### OBJECTIVES:
1. Please return the basketball preview's wording from "Hitting the road" to "the Maryland Terrapins.", copied word for word.
2. Retype the entries from their first line through the line with "paragraph-1-bold: incite des", including both of those lines.

### TEXT PASSAGE:
Can Jontel Evans and the Hoos defend the flex offense and produce points against BC?
Hitting the road to try to end a seven-game losing streak is not an enviable situation – doing it with an injured leading scorer and against one of the toughest offensive systems to defend in college basketball makes it that much more difficult. With what might be Virginia’s best chance to get another win in the 2010 season, the Boston College Eagles will provide a stiff challenge while also giving us a preview of what we might see in the following game against the Maryland Terrapins.
Boston College Offense
Talent being equal, there is no offense in the entire country I would dread preparing for more than the tight flex offense that Al Skinner runs at Boston College. I don’t say this because the offense is confusing, or overly complicated; Skinner’s offense is a model of simplicity in fact. I would dread preparing for this offense because you know exactly what is coming and you still must execute at a high level to stop it. Unfortunately for Virginia, defending multiple screens and maintaining defensive discipline has been an area of weakness all season and Boston College is well suited to take advantage of that. While many teams have shown the flex this year (including: N.C. State, Wake Forest, Virginia Tech, Maryland, etc.), none run it quite the way Boston College does – in fact I’m not familiar with another program in college basketball that bases its entire attack around the tight flex.

### DATA TO PROCESS:

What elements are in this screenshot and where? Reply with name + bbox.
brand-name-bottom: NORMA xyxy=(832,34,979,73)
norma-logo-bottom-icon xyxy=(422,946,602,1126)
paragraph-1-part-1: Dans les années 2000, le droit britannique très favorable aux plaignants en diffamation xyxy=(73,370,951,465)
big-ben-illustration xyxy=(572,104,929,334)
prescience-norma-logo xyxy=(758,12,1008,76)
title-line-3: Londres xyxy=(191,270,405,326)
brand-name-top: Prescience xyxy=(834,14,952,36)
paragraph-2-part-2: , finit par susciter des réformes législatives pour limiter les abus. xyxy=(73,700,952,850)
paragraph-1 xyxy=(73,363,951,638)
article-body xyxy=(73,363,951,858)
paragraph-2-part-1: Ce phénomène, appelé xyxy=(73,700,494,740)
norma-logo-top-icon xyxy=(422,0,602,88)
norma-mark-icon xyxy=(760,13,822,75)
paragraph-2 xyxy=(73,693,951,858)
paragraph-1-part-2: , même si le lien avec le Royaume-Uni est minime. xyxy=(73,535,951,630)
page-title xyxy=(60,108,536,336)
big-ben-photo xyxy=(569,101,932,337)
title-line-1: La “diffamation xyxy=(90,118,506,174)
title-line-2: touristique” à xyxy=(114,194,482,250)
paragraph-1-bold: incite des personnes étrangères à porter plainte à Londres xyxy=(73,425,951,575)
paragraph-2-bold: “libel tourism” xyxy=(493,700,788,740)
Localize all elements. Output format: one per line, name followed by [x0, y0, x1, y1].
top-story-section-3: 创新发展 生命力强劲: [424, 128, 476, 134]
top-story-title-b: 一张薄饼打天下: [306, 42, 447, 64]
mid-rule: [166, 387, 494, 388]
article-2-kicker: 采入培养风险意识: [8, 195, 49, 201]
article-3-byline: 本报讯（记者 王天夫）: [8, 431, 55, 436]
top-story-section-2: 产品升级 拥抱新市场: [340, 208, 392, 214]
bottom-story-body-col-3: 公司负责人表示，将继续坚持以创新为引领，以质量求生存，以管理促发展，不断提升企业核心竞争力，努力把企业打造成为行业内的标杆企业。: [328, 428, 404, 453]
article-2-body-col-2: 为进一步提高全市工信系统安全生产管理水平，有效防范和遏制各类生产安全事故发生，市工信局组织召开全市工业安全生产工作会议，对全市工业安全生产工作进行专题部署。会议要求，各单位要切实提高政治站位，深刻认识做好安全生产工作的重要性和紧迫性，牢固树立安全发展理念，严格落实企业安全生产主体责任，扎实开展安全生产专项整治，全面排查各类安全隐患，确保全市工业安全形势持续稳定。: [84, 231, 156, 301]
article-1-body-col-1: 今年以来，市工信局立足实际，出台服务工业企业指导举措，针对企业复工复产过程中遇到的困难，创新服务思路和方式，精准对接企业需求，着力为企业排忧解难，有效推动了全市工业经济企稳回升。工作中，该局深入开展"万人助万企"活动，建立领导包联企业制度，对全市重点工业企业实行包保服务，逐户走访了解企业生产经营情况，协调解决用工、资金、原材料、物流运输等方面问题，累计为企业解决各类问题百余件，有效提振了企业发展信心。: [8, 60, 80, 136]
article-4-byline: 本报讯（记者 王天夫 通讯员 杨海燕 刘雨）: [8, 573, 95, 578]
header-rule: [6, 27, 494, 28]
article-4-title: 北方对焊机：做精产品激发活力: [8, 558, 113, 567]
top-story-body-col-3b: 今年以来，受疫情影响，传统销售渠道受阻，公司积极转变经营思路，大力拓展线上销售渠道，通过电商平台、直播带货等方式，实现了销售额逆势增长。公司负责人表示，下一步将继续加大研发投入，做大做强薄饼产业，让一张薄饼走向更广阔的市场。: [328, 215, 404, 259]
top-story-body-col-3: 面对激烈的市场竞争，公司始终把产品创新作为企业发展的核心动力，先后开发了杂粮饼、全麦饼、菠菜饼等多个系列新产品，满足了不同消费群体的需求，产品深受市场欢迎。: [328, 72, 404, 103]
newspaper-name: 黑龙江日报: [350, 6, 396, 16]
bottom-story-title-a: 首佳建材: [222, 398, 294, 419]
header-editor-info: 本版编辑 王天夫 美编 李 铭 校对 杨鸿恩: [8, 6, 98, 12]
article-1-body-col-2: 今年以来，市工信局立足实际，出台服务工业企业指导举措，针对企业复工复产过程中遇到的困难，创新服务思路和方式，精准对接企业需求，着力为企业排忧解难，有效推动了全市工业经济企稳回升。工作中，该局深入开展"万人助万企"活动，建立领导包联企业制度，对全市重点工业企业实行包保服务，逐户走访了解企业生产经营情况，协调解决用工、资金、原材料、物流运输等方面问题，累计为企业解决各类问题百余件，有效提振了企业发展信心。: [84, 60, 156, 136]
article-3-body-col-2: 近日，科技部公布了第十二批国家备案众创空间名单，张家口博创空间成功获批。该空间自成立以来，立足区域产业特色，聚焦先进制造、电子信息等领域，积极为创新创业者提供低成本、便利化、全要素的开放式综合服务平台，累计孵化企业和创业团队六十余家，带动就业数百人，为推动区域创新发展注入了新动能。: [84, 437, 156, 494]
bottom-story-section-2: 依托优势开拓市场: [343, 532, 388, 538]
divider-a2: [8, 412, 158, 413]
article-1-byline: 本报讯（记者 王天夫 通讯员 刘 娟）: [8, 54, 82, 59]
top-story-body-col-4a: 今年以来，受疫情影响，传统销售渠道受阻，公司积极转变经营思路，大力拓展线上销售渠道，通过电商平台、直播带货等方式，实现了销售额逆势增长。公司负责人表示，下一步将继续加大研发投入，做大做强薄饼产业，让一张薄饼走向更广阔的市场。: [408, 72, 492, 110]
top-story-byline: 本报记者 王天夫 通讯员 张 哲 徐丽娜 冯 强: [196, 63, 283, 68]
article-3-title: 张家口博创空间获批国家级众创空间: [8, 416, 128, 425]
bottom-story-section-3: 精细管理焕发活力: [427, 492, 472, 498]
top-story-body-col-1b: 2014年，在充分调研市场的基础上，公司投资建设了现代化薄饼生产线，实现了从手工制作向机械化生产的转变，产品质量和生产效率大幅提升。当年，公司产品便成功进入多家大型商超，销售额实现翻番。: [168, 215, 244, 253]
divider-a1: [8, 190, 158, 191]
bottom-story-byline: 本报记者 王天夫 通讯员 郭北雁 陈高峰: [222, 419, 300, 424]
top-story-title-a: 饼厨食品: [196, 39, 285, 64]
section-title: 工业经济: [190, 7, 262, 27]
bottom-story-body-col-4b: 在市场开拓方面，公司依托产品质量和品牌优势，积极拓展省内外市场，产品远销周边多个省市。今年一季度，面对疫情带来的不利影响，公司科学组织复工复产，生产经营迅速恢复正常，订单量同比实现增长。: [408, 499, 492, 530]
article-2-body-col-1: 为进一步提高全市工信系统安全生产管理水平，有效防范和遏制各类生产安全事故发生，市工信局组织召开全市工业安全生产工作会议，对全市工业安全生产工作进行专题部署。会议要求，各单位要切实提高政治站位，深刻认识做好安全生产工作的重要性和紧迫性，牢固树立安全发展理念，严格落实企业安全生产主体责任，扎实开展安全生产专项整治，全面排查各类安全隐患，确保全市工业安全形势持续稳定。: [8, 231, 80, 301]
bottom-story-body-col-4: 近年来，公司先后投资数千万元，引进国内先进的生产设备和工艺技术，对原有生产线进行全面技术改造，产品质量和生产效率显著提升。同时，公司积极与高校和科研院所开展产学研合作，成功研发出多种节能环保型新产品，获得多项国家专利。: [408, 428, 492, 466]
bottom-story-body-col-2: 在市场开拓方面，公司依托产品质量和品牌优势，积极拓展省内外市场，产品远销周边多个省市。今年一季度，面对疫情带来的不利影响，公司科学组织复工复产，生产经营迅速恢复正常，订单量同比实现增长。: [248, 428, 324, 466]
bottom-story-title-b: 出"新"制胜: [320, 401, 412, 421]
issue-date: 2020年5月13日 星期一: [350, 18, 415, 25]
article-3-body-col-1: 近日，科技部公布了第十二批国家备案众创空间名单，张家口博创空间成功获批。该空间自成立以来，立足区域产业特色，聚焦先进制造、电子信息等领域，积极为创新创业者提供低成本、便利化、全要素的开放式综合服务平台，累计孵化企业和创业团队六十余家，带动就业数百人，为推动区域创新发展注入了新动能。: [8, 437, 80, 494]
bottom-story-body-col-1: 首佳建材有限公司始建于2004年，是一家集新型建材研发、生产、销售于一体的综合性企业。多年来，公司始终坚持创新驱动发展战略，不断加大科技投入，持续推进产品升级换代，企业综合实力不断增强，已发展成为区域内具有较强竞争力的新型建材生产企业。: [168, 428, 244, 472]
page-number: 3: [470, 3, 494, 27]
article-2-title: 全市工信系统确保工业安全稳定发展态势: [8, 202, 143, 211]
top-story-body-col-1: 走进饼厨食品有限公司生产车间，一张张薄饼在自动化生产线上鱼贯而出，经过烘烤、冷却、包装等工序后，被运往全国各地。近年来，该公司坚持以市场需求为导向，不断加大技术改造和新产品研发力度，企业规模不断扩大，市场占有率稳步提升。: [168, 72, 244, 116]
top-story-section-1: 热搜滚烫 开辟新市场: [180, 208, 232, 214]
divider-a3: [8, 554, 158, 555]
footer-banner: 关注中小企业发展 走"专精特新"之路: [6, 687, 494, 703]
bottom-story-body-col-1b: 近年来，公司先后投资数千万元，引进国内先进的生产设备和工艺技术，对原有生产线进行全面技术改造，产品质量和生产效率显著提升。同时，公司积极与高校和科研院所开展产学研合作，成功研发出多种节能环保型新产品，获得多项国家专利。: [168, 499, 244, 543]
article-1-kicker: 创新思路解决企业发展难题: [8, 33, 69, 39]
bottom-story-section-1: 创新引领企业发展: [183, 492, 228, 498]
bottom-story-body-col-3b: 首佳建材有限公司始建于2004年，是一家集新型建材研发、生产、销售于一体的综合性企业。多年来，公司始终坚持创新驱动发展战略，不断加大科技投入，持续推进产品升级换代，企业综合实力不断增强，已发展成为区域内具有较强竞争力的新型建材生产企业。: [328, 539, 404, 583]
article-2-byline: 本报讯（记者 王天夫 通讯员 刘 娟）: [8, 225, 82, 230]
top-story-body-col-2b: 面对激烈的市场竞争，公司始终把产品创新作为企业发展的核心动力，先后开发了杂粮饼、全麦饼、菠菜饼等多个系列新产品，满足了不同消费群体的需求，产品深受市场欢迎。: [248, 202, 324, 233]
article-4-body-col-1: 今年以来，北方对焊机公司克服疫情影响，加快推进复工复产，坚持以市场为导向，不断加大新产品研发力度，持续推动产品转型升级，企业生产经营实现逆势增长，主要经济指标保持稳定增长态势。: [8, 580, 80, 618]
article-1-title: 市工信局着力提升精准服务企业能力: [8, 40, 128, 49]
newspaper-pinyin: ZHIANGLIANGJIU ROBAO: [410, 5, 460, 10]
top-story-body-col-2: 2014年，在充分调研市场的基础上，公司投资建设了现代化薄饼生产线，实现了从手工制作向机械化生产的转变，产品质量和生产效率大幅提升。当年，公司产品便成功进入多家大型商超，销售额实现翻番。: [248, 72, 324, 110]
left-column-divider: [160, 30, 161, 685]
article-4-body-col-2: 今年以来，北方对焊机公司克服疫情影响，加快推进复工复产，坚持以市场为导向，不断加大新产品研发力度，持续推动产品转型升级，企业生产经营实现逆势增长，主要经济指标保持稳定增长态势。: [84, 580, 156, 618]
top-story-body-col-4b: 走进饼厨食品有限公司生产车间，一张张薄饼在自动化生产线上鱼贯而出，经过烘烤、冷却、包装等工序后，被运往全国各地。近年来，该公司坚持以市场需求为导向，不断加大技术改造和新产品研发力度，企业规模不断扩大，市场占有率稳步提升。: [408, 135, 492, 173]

### RESULTS OF THE EXERCISE:
1.
Hitting the road to try to end a seven-game losing streak is not an enviable situation – doing it with an injured leading scorer and against one of the toughest offensive systems to defend in college basketball makes it that much more difficult. With what might be Virginia’s best chance to get another win in the 2010 season, the Boston College Eagles will provide a stiff challenge while also giving us a preview of what we might see in the following game against the Maryland Terrapins.

2.
What elements are in this screenshot and where? Reply with name + bbox.
brand-name-bottom: NORMA xyxy=(832,34,979,73)
norma-logo-bottom-icon xyxy=(422,946,602,1126)
paragraph-1-part-1: Dans les années 2000, le droit britannique très favorable aux plaignants en diffamation xyxy=(73,370,951,465)
big-ben-illustration xyxy=(572,104,929,334)
prescience-norma-logo xyxy=(758,12,1008,76)
title-line-3: Londres xyxy=(191,270,405,326)
brand-name-top: Prescience xyxy=(834,14,952,36)
paragraph-2-part-2: , finit par susciter des réformes législatives pour limiter les abus. xyxy=(73,700,952,850)
paragraph-1 xyxy=(73,363,951,638)
article-body xyxy=(73,363,951,858)
paragraph-2-part-1: Ce phénomène, appelé xyxy=(73,700,494,740)
norma-logo-top-icon xyxy=(422,0,602,88)
norma-mark-icon xyxy=(760,13,822,75)
paragraph-2 xyxy=(73,693,951,858)
paragraph-1-part-2: , même si le lien avec le Royaume-Uni est minime. xyxy=(73,535,951,630)
page-title xyxy=(60,108,536,336)
big-ben-photo xyxy=(569,101,932,337)
title-line-1: La “diffamation xyxy=(90,118,506,174)
title-line-2: touristique” à xyxy=(114,194,482,250)
paragraph-1-bold: incite des personnes étrangères à porter plainte à Londres xyxy=(73,425,951,575)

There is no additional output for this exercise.